== TO BE DONE ==
The entries below should be output exactly as written.

+--

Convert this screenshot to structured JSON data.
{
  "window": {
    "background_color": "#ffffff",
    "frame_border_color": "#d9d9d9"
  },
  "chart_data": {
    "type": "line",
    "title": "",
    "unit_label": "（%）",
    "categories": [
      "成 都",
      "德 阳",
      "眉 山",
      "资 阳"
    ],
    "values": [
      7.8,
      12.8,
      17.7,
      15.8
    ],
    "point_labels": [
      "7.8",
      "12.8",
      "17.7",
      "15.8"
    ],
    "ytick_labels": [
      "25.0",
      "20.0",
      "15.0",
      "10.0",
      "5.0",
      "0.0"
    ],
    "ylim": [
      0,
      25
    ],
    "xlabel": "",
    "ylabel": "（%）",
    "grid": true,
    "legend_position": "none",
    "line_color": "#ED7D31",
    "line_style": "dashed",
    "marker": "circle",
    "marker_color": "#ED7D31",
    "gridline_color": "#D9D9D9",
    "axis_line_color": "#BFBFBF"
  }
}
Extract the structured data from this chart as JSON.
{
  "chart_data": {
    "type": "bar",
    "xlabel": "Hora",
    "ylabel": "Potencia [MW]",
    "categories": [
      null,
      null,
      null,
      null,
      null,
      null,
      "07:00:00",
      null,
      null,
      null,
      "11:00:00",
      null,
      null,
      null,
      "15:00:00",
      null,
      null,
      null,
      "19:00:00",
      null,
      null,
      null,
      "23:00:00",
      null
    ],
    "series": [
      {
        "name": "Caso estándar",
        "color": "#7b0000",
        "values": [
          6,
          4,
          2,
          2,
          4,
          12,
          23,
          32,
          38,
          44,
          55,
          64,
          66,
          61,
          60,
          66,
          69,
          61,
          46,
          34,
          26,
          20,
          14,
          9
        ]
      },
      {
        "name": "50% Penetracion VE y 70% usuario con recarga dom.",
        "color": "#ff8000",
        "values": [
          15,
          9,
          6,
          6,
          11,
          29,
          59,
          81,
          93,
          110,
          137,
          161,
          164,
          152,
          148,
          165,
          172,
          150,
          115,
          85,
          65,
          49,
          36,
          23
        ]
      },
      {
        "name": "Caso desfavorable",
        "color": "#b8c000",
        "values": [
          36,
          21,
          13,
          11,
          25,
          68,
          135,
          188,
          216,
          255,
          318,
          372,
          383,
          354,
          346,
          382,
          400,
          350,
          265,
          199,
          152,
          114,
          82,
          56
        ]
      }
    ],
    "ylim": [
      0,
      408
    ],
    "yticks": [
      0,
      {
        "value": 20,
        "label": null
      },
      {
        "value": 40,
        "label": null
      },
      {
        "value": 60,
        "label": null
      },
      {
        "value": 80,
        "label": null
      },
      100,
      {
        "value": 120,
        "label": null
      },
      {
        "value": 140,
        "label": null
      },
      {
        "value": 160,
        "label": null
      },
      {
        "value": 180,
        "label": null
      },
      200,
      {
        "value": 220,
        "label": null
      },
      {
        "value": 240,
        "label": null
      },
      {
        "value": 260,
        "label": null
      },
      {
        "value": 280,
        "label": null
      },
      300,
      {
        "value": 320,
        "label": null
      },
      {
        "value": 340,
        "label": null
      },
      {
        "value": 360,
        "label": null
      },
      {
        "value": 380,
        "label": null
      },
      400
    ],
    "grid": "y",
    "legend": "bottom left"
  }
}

+--

== CORRECT RESPONSE ==
Convert this screenshot to structured JSON data.
{
  "window": {
    "background_color": "#ffffff",
    "frame_border_color": "#d9d9d9"
  },
  "chart_data": {
    "type": "line",
    "title": "",
    "unit_label": "（%）",
    "categories": [
      "成 都",
      "德 阳",
      "眉 山",
      "资 阳"
    ],
    "values": [
      7.8,
      12.8,
      17.7,
      15.8
    ],
    "point_labels": [
      "7.8",
      "12.8",
      "17.7",
      "15.8"
    ],
    "ytick_labels": [
      "25.0",
      "20.0",
      "15.0",
      "10.0",
      "5.0",
      "0.0"
    ],
    "ylim": [
      0,
      25
    ],
    "xlabel": "",
    "ylabel": "（%）",
    "grid": true,
    "legend_position": "none",
    "line_color": "#ED7D31",
    "line_style": "dashed",
    "marker": "circle",
    "marker_color": "#ED7D31",
    "gridline_color": "#D9D9D9",
    "axis_line_color": "#BFBFBF"
  }
}
Extract the structured data from this chart as JSON.
{
  "chart_data": {
    "type": "bar",
    "xlabel": "Hora",
    "ylabel": "Potencia [MW]",
    "categories": [
      null,
      null,
      null,
      null,
      null,
      null,
      "07:00:00",
      null,
      null,
      null,
      "11:00:00",
      null,
      null,
      null,
      "15:00:00",
      null,
      null,
      null,
      "19:00:00",
      null,
      null,
      null,
      "23:00:00",
      null
    ],
    "series": [
      {
        "name": "Caso estándar",
        "color": "#7b0000",
        "values": [
          6,
          4,
          2,
          2,
          4,
          12,
          23,
          32,
          38,
          44,
          55,
          64,
          66,
          61,
          60,
          66,
          69,
          61,
          46,
          34,
          26,
          20,
          14,
          9
        ]
      },
      {
        "name": "50% Penetracion VE y 70% usuario con recarga dom.",
        "color": "#ff8000",
        "values": [
          15,
          9,
          6,
          6,
          11,
          29,
          59,
          81,
          93,
          110,
          137,
          161,
          164,
          152,
          148,
          165,
          172,
          150,
          115,
          85,
          65,
          49,
          36,
          23
        ]
      },
      {
        "name": "Caso desfavorable",
        "color": "#b8c000",
        "values": [
          36,
          21,
          13,
          11,
          25,
          68,
          135,
          188,
          216,
          255,
          318,
          372,
          383,
          354,
          346,
          382,
          400,
          350,
          265,
          199,
          152,
          114,
          82,
          56
        ]
      }
    ],
    "ylim": [
      0,
      408
    ],
    "yticks": [
      0,
      {
        "value": 20,
        "label": null
      },
      {
        "value": 40,
        "label": null
      },
      {
        "value": 60,
        "label": null
      },
      {
        "value": 80,
        "label": null
      },
      100,
      {
        "value": 120,
        "label": null
      },
      {
        "value": 140,
        "label": null
      },
      {
        "value": 160,
        "label": null
      },
      {
        "value": 180,
        "label": null
      },
      200,
      {
        "value": 220,
        "label": null
      },
      {
        "value": 240,
        "label": null
      },
      {
        "value": 260,
        "label": null
      },
      {
        "value": 280,
        "label": null
      },
      300,
      {
        "value": 320,
        "label": null
      },
      {
        "value": 340,
        "label": null
      },
      {
        "value": 360,
        "label": null
      },
      {
        "value": 380,
        "label": null
      },
      400
    ],
    "grid": "y",
    "legend": "bottom left"
  }
}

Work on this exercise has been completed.